[START Data for this exercise]
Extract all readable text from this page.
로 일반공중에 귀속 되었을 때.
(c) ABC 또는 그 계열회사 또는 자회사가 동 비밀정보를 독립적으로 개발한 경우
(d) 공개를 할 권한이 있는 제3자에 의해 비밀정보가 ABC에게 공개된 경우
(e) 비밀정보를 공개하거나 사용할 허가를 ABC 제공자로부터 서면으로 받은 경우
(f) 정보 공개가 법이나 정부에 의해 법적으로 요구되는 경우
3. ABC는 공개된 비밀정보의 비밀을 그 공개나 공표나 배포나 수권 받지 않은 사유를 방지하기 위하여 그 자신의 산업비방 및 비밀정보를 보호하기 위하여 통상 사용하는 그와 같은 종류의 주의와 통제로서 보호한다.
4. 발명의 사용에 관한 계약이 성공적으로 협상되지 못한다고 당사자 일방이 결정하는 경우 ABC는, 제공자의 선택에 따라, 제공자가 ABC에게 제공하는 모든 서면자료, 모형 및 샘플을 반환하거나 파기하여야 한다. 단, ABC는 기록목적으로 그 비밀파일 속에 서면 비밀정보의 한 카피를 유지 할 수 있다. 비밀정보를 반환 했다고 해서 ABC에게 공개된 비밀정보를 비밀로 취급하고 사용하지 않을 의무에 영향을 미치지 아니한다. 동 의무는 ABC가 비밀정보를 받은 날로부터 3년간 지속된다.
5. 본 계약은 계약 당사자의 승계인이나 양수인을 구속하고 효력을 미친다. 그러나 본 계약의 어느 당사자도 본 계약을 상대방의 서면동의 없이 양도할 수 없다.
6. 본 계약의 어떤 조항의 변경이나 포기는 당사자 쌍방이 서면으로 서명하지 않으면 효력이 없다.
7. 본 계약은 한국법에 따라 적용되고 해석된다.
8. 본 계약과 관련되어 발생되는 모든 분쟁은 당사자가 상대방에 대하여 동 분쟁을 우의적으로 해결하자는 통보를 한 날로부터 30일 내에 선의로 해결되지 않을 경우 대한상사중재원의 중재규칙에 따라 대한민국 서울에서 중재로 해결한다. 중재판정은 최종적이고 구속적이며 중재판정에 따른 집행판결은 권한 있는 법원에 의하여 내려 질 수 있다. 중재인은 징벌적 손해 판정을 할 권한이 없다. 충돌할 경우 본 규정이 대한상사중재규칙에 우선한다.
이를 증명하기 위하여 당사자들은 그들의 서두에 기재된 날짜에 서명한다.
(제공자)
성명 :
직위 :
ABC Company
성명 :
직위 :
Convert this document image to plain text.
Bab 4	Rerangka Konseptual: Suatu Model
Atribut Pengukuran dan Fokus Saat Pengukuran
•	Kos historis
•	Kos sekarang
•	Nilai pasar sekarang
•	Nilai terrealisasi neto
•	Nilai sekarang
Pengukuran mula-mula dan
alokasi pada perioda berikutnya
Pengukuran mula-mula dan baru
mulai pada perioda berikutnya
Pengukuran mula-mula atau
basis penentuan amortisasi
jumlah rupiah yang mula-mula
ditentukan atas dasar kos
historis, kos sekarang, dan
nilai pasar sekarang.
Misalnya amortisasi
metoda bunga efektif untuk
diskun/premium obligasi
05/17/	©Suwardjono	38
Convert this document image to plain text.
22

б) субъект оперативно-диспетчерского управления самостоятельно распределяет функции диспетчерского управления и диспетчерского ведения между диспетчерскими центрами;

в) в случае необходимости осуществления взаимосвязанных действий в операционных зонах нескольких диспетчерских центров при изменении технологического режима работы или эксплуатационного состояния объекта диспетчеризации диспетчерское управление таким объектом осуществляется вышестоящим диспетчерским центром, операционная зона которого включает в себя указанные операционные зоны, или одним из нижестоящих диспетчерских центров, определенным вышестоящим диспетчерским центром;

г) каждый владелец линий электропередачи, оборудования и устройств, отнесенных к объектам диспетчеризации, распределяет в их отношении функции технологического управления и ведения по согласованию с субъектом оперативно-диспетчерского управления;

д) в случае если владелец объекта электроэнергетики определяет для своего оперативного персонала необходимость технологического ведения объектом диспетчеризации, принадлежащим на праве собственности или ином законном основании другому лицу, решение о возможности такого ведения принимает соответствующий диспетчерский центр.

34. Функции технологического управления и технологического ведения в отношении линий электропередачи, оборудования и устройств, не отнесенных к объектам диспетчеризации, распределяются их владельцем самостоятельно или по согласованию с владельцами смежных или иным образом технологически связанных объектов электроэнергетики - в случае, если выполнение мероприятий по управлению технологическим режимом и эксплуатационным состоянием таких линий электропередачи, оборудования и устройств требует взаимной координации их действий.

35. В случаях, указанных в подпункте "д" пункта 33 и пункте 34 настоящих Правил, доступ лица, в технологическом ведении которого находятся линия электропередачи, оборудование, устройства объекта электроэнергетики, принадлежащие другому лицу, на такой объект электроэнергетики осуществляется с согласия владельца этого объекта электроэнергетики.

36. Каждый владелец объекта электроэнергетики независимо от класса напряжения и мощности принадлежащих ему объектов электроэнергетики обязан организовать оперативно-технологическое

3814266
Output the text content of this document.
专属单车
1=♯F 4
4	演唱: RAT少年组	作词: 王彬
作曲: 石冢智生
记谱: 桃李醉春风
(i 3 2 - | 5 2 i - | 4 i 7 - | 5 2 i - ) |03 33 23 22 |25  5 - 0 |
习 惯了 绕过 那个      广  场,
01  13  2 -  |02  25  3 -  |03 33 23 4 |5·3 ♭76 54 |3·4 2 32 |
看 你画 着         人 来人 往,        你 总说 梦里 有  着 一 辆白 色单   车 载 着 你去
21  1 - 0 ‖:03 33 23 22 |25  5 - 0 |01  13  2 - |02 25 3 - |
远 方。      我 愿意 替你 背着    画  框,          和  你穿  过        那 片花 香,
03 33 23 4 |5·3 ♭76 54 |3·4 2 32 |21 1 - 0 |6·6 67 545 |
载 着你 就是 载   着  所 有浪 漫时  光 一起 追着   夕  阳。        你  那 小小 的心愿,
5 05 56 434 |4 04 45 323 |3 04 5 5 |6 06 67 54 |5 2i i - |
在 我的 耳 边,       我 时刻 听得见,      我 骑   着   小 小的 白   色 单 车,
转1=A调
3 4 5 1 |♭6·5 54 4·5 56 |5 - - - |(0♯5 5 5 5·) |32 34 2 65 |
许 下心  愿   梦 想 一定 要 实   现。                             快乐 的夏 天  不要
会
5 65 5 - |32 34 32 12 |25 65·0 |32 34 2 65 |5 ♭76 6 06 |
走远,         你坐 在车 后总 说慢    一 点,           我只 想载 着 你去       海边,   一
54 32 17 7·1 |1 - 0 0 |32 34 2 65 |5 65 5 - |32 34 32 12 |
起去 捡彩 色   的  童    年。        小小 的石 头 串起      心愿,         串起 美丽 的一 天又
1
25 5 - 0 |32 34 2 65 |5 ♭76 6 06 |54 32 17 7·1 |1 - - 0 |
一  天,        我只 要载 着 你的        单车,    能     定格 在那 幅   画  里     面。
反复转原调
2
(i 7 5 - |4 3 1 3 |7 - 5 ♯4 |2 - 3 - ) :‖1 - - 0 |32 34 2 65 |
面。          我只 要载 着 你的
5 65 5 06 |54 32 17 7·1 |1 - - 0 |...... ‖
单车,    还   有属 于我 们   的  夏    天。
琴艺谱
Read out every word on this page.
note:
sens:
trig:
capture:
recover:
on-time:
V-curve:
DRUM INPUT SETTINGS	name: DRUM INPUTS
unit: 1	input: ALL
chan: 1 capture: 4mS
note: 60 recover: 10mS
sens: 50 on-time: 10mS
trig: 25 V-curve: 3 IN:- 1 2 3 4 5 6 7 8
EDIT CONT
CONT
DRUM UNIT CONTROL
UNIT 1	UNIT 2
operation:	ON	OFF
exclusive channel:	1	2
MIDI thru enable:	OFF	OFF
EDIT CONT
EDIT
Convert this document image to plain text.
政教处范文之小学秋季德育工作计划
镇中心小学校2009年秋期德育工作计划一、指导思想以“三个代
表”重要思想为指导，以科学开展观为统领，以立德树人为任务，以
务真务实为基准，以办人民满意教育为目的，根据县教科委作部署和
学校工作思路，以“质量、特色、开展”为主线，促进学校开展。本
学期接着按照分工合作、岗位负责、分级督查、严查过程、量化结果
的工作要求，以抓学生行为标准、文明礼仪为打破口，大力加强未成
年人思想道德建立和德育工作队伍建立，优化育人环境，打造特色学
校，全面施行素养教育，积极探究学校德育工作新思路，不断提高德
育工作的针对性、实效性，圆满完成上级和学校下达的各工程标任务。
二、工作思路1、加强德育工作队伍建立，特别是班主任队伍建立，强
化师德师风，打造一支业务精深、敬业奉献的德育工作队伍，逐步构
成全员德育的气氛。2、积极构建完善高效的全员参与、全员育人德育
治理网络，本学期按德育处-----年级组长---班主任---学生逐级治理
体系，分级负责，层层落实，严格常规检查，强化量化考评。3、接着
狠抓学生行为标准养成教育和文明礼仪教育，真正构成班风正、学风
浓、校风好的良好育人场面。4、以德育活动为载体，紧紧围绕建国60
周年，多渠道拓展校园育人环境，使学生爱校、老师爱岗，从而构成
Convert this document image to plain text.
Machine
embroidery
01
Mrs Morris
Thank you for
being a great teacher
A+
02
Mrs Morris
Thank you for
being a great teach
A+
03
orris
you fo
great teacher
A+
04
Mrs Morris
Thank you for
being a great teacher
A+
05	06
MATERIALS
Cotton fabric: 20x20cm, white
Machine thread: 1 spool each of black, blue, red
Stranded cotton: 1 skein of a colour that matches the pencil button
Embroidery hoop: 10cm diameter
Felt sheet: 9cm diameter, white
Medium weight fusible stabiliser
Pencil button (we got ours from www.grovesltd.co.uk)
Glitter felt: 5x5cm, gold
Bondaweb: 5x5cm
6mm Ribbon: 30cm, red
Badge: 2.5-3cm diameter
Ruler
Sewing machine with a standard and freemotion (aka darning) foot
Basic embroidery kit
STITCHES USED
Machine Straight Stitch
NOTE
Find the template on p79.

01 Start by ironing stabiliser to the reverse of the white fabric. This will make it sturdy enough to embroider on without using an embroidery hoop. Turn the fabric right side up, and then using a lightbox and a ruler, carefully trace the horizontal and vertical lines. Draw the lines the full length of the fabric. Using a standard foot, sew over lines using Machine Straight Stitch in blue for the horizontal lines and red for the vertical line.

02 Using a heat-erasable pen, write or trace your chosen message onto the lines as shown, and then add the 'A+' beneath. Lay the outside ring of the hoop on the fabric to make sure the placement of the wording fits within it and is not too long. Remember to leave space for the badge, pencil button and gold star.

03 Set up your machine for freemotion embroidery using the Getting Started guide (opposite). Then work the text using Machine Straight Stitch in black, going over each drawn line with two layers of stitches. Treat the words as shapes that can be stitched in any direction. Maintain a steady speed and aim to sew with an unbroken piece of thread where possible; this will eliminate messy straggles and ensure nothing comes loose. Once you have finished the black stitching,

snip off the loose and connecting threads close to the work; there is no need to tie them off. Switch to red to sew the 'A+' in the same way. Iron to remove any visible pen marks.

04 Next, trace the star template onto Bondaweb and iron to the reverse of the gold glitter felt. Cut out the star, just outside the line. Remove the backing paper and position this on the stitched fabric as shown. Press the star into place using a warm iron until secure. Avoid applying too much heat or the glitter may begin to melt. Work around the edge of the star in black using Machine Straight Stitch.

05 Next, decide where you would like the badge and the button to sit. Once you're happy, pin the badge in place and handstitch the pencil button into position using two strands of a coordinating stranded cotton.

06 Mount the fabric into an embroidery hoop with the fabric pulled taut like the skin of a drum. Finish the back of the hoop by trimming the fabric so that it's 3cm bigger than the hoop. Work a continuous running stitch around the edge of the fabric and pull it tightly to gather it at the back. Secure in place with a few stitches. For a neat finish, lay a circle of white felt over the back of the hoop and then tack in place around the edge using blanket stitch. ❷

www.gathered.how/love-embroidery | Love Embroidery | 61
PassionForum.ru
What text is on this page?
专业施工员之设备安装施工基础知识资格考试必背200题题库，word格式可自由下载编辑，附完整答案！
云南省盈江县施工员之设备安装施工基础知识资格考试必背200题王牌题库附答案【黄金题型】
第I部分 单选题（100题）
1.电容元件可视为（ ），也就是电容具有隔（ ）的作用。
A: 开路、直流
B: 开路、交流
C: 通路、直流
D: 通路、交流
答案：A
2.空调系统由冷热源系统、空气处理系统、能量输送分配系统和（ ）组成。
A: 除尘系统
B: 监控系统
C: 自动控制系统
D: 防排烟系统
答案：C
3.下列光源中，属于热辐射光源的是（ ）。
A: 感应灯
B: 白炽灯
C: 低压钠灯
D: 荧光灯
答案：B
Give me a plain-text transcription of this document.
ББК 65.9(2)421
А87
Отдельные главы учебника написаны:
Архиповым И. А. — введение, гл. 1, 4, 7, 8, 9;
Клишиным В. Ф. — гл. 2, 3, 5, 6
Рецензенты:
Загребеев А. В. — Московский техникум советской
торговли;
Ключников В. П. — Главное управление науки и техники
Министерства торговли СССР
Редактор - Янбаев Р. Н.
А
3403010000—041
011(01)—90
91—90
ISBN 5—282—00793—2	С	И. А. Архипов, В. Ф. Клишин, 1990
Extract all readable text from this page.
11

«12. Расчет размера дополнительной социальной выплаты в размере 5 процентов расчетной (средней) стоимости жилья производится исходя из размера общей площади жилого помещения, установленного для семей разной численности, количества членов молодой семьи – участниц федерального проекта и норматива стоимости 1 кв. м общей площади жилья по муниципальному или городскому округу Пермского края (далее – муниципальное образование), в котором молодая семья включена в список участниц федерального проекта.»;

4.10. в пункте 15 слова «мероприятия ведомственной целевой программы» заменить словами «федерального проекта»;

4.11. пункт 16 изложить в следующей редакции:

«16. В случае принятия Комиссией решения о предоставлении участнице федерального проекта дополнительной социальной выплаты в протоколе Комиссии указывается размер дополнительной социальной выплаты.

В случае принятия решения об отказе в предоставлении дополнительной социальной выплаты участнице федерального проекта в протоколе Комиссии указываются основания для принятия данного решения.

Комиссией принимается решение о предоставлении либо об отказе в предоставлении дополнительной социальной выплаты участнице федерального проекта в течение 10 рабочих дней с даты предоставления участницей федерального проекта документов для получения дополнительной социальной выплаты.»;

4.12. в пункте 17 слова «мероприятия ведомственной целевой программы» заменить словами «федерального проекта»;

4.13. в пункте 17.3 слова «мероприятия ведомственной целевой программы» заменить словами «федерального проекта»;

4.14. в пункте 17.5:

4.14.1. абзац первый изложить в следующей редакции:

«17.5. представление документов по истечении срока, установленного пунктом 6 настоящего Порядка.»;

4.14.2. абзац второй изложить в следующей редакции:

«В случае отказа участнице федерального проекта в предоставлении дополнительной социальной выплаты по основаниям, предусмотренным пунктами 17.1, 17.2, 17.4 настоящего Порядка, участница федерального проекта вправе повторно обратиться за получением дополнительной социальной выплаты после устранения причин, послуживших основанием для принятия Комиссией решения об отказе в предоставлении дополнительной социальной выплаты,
[END Data for this exercise]
# What the task asks:
Lines holding the word "отнесенных" in the entries above are the ones to pull out. Copy them all.

# Exercise solution:
г) каждый владелец линий электропередачи, оборудования и устройств, отнесенных к объектам диспетчеризации, распределяет в их отношении функции технологического управления и ведения по согласованию с субъектом оперативно-диспетчерского управления;
34. Функции технологического управления и технологического ведения в отношении линий электропередачи, оборудования и устройств, не отнесенных к объектам диспетчеризации, распределяются их владельцем самостоятельно или по согласованию с владельцами смежных или иным образом технологически связанных объектов электроэнергетики - в случае, если выполнение мероприятий по управлению технологическим режимом и эксплуатационным состоянием таких линий электропередачи, оборудования и устройств требует взаимной координации их действий.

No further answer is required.